##### Data shown #####
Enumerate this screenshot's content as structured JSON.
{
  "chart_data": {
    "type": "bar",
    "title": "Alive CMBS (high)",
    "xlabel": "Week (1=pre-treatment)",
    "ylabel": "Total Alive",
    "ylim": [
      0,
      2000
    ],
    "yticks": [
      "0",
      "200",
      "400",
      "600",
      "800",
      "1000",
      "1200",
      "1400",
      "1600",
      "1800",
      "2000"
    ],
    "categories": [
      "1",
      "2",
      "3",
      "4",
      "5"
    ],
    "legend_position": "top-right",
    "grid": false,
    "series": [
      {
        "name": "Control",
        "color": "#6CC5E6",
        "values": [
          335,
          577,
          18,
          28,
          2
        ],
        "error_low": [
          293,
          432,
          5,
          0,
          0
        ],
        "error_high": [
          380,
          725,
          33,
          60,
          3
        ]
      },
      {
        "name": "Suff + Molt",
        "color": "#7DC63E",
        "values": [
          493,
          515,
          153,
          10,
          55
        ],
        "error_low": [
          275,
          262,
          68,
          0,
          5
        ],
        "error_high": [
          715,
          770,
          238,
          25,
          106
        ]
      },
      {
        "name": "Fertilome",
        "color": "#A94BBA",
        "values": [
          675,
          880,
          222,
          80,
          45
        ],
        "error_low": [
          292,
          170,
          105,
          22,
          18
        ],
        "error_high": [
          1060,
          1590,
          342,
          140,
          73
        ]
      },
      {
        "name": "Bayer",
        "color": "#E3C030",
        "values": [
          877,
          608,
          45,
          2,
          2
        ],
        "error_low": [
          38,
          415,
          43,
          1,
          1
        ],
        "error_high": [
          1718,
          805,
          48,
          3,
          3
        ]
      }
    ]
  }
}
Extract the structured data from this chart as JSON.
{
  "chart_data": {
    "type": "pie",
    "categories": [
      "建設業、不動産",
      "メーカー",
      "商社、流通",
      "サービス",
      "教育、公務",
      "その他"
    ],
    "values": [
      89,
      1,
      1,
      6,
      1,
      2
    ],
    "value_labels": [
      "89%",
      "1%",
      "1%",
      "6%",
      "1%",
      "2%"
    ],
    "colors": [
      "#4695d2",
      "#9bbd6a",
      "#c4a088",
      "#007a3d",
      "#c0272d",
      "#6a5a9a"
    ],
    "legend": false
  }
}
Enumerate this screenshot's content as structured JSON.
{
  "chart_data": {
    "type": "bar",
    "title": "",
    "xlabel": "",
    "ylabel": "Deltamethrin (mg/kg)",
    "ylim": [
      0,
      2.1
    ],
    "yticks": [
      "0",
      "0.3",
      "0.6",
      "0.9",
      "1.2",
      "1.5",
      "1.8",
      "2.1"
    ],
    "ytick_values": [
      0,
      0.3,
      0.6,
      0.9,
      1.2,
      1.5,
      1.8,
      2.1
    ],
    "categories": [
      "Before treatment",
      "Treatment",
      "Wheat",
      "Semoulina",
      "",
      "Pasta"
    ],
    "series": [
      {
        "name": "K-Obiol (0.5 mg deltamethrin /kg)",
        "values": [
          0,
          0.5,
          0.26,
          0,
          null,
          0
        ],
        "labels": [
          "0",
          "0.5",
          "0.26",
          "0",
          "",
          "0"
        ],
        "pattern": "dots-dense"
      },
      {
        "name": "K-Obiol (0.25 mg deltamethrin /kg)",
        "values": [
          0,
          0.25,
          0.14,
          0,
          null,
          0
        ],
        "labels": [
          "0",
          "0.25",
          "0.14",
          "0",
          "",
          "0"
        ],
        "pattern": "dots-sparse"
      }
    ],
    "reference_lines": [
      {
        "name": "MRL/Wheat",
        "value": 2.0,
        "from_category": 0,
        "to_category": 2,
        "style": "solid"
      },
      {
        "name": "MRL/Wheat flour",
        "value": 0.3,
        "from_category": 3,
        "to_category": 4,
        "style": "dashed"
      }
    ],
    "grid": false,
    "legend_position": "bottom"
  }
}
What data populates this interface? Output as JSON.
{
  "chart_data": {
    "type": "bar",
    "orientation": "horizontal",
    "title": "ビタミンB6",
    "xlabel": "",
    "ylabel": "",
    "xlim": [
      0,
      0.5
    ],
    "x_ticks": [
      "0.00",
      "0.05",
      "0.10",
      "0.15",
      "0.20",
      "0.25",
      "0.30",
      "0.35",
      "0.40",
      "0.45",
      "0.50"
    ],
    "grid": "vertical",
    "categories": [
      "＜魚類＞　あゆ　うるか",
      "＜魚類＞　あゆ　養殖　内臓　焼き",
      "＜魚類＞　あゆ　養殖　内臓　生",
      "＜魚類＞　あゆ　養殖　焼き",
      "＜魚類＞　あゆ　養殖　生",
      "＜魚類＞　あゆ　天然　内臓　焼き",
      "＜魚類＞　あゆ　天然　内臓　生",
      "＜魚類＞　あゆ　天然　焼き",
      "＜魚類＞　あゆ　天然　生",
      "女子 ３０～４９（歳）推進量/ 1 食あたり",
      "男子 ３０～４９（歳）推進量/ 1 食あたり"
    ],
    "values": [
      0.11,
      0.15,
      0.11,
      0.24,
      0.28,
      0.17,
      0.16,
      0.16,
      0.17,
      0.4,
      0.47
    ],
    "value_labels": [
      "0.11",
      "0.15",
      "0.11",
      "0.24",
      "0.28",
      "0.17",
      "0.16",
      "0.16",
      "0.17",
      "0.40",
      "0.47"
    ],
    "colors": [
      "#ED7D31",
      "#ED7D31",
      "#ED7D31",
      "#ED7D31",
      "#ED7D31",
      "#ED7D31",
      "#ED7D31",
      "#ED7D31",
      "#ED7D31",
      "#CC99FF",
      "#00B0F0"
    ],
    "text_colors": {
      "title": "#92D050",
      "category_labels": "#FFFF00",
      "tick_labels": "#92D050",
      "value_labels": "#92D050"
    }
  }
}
#####
Repeat the data above, word for word.

(Result of the exercise):
Enumerate this screenshot's content as structured JSON.
{
  "chart_data": {
    "type": "bar",
    "title": "Alive CMBS (high)",
    "xlabel": "Week (1=pre-treatment)",
    "ylabel": "Total Alive",
    "ylim": [
      0,
      2000
    ],
    "yticks": [
      "0",
      "200",
      "400",
      "600",
      "800",
      "1000",
      "1200",
      "1400",
      "1600",
      "1800",
      "2000"
    ],
    "categories": [
      "1",
      "2",
      "3",
      "4",
      "5"
    ],
    "legend_position": "top-right",
    "grid": false,
    "series": [
      {
        "name": "Control",
        "color": "#6CC5E6",
        "values": [
          335,
          577,
          18,
          28,
          2
        ],
        "error_low": [
          293,
          432,
          5,
          0,
          0
        ],
        "error_high": [
          380,
          725,
          33,
          60,
          3
        ]
      },
      {
        "name": "Suff + Molt",
        "color": "#7DC63E",
        "values": [
          493,
          515,
          153,
          10,
          55
        ],
        "error_low": [
          275,
          262,
          68,
          0,
          5
        ],
        "error_high": [
          715,
          770,
          238,
          25,
          106
        ]
      },
      {
        "name": "Fertilome",
        "color": "#A94BBA",
        "values": [
          675,
          880,
          222,
          80,
          45
        ],
        "error_low": [
          292,
          170,
          105,
          22,
          18
        ],
        "error_high": [
          1060,
          1590,
          342,
          140,
          73
        ]
      },
      {
        "name": "Bayer",
        "color": "#E3C030",
        "values": [
          877,
          608,
          45,
          2,
          2
        ],
        "error_low": [
          38,
          415,
          43,
          1,
          1
        ],
        "error_high": [
          1718,
          805,
          48,
          3,
          3
        ]
      }
    ]
  }
}
Extract the structured data from this chart as JSON.
{
  "chart_data": {
    "type": "pie",
    "categories": [
      "建設業、不動産",
      "メーカー",
      "商社、流通",
      "サービス",
      "教育、公務",
      "その他"
    ],
    "values": [
      89,
      1,
      1,
      6,
      1,
      2
    ],
    "value_labels": [
      "89%",
      "1%",
      "1%",
      "6%",
      "1%",
      "2%"
    ],
    "colors": [
      "#4695d2",
      "#9bbd6a",
      "#c4a088",
      "#007a3d",
      "#c0272d",
      "#6a5a9a"
    ],
    "legend": false
  }
}
Enumerate this screenshot's content as structured JSON.
{
  "chart_data": {
    "type": "bar",
    "title": "",
    "xlabel": "",
    "ylabel": "Deltamethrin (mg/kg)",
    "ylim": [
      0,
      2.1
    ],
    "yticks": [
      "0",
      "0.3",
      "0.6",
      "0.9",
      "1.2",
      "1.5",
      "1.8",
      "2.1"
    ],
    "ytick_values": [
      0,
      0.3,
      0.6,
      0.9,
      1.2,
      1.5,
      1.8,
      2.1
    ],
    "categories": [
      "Before treatment",
      "Treatment",
      "Wheat",
      "Semoulina",
      "",
      "Pasta"
    ],
    "series": [
      {
        "name": "K-Obiol (0.5 mg deltamethrin /kg)",
        "values": [
          0,
          0.5,
          0.26,
          0,
          null,
          0
        ],
        "labels": [
          "0",
          "0.5",
          "0.26",
          "0",
          "",
          "0"
        ],
        "pattern": "dots-dense"
      },
      {
        "name": "K-Obiol (0.25 mg deltamethrin /kg)",
        "values": [
          0,
          0.25,
          0.14,
          0,
          null,
          0
        ],
        "labels": [
          "0",
          "0.25",
          "0.14",
          "0",
          "",
          "0"
        ],
        "pattern": "dots-sparse"
      }
    ],
    "reference_lines": [
      {
        "name": "MRL/Wheat",
        "value": 2.0,
        "from_category": 0,
        "to_category": 2,
        "style": "solid"
      },
      {
        "name": "MRL/Wheat flour",
        "value": 0.3,
        "from_category": 3,
        "to_category": 4,
        "style": "dashed"
      }
    ],
    "grid": false,
    "legend_position": "bottom"
  }
}
What data populates this interface? Output as JSON.
{
  "chart_data": {
    "type": "bar",
    "orientation": "horizontal",
    "title": "ビタミンB6",
    "xlabel": "",
    "ylabel": "",
    "xlim": [
      0,
      0.5
    ],
    "x_ticks": [
      "0.00",
      "0.05",
      "0.10",
      "0.15",
      "0.20",
      "0.25",
      "0.30",
      "0.35",
      "0.40",
      "0.45",
      "0.50"
    ],
    "grid": "vertical",
    "categories": [
      "＜魚類＞　あゆ　うるか",
      "＜魚類＞　あゆ　養殖　内臓　焼き",
      "＜魚類＞　あゆ　養殖　内臓　生",
      "＜魚類＞　あゆ　養殖　焼き",
      "＜魚類＞　あゆ　養殖　生",
      "＜魚類＞　あゆ　天然　内臓　焼き",
      "＜魚類＞　あゆ　天然　内臓　生",
      "＜魚類＞　あゆ　天然　焼き",
      "＜魚類＞　あゆ　天然　生",
      "女子 ３０～４９（歳）推進量/ 1 食あたり",
      "男子 ３０～４９（歳）推進量/ 1 食あたり"
    ],
    "values": [
      0.11,
      0.15,
      0.11,
      0.24,
      0.28,
      0.17,
      0.16,
      0.16,
      0.17,
      0.4,
      0.47
    ],
    "value_labels": [
      "0.11",
      "0.15",
      "0.11",
      "0.24",
      "0.28",
      "0.17",
      "0.16",
      "0.16",
      "0.17",
      "0.40",
      "0.47"
    ],
    "colors": [
      "#ED7D31",
      "#ED7D31",
      "#ED7D31",
      "#ED7D31",
      "#ED7D31",
      "#ED7D31",
      "#ED7D31",
      "#ED7D31",
      "#ED7D31",
      "#CC99FF",
      "#00B0F0"
    ],
    "text_colors": {
      "title": "#92D050",
      "category_labels": "#FFFF00",
      "tick_labels": "#92D050",
      "value_labels": "#92D050"
    }
  }
}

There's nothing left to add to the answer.